» Tâches à réaliser:
1) D'après le texte sur le roman Sur la dalle, dans quel village le garde champêtre est-il retrouvé assassiné ?
2) Relevez toutes les personnes nommées dans le texte sur le roman Sur la dalle.
#### Texte ####
Fred Vargas – Sur la dalle

Dernière sélection du Prix Roman Renaudot

vagabondageautourdesoi.com - Fred Vargas - Fred Vargas revient après six ans d’absence avec son commissaire atypique, Adamsberg, dans un nouveau polar Sur la dalle, en pleine patrie du romantisme, au cœur de l’âme d’un dolmen, au pays de puces devenant, malgré elles, preuves à conviction d’une enquête où le(s) meurtrier(s) sera(ont) flatté(s) d’être arrêté par le « pelleteux de nuages ».

Brins d’histoire

En période de canicule plutôt anormale, Adamsberg est préoccupé par une scène presque de crime qui aurait pu mal virer, celle d’un hérisson qu’il s’empresse de vouloir sauver. En même temps, il est attiré par un article dans le journal local de Combourg où quelques semaines plus tôt il avait été amené à résoudre une enquête de tueur en série longtemps non élucidée.

Car, un énième soir de beuverie, le garde champêtre, Gaëlle Kévin, est retrouvé assassiné dans les rues de Louviec, petit village près du château de Combourg.

Puis, c’est Anaëlle Briand, jeune femme d’une trentaine d’années retrouvée, elle aussi poignardée. Elle animait avec sa cousine un magasin d’électroménager et était aimée de tous dans le village.

Tout semble accusé le Vicomte du lieu, Josselin, sosie de son ascendant célèbre, François-René de Chateaubriant du château de Combourg.
#### Segment de données ####
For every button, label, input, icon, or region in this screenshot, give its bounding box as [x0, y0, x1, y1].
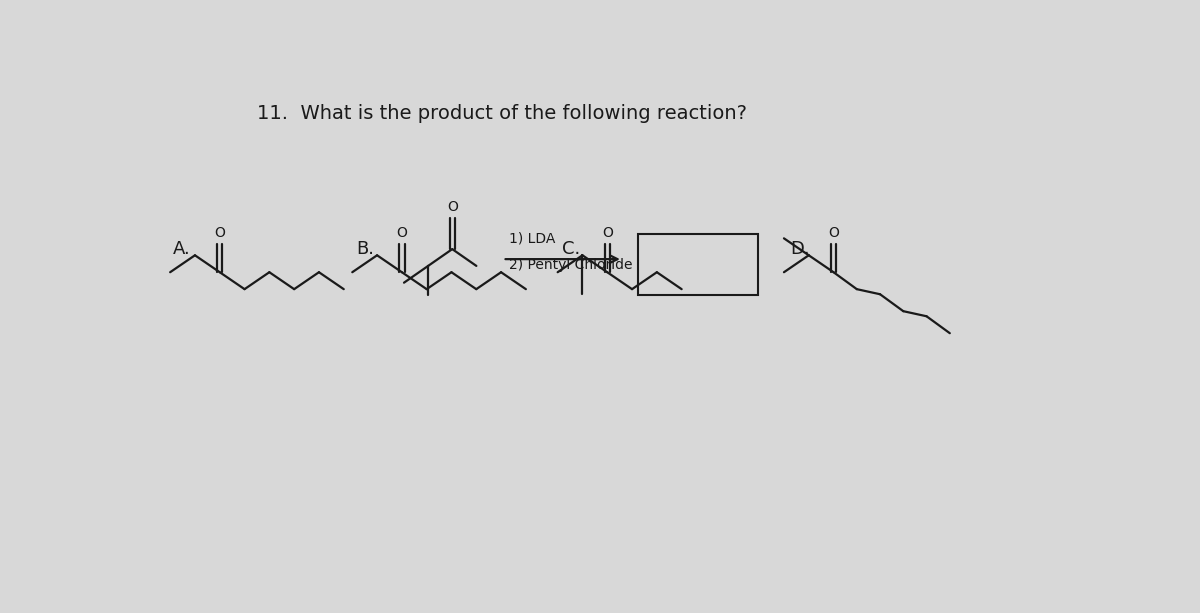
####
» Réponses:
1) À Louviec, petit village près du château de Combourg.

2) Fred Vargas, Adamsberg, Gaëlle Kévin, Anaëlle Briand, Josselin, François-René de Chateaubriant